- [Required task] Give the data again, word for word.

* start *

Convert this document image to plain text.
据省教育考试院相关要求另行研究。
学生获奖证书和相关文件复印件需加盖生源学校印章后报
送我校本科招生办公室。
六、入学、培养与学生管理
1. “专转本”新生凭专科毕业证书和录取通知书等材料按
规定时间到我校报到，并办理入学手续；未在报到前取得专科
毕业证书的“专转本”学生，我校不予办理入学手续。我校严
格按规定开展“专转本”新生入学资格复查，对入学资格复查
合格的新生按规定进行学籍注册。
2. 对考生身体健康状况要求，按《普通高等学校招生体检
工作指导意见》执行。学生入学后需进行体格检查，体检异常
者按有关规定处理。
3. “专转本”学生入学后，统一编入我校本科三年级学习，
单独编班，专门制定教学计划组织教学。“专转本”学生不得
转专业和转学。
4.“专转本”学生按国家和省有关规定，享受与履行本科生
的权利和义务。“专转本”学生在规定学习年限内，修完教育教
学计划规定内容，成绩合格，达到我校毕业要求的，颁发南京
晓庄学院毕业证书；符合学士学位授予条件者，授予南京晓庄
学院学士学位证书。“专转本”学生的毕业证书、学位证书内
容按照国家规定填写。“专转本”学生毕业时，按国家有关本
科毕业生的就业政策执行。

* end *

- [Worked answer]
Convert this document image to plain text.
据省教育考试院相关要求另行研究。
学生获奖证书和相关文件复印件需加盖生源学校印章后报
送我校本科招生办公室。
六、入学、培养与学生管理
1. “专转本”新生凭专科毕业证书和录取通知书等材料按
规定时间到我校报到，并办理入学手续；未在报到前取得专科
毕业证书的“专转本”学生，我校不予办理入学手续。我校严
格按规定开展“专转本”新生入学资格复查，对入学资格复查
合格的新生按规定进行学籍注册。
2. 对考生身体健康状况要求，按《普通高等学校招生体检
工作指导意见》执行。学生入学后需进行体格检查，体检异常
者按有关规定处理。
3. “专转本”学生入学后，统一编入我校本科三年级学习，
单独编班，专门制定教学计划组织教学。“专转本”学生不得
转专业和转学。
4.“专转本”学生按国家和省有关规定，享受与履行本科生
的权利和义务。“专转本”学生在规定学习年限内，修完教育教
学计划规定内容，成绩合格，达到我校毕业要求的，颁发南京
晓庄学院毕业证书；符合学士学位授予条件者，授予南京晓庄
学院学士学位证书。“专转本”学生的毕业证书、学位证书内
容按照国家规定填写。“专转本”学生毕业时，按国家有关本
科毕业生的就业政策执行。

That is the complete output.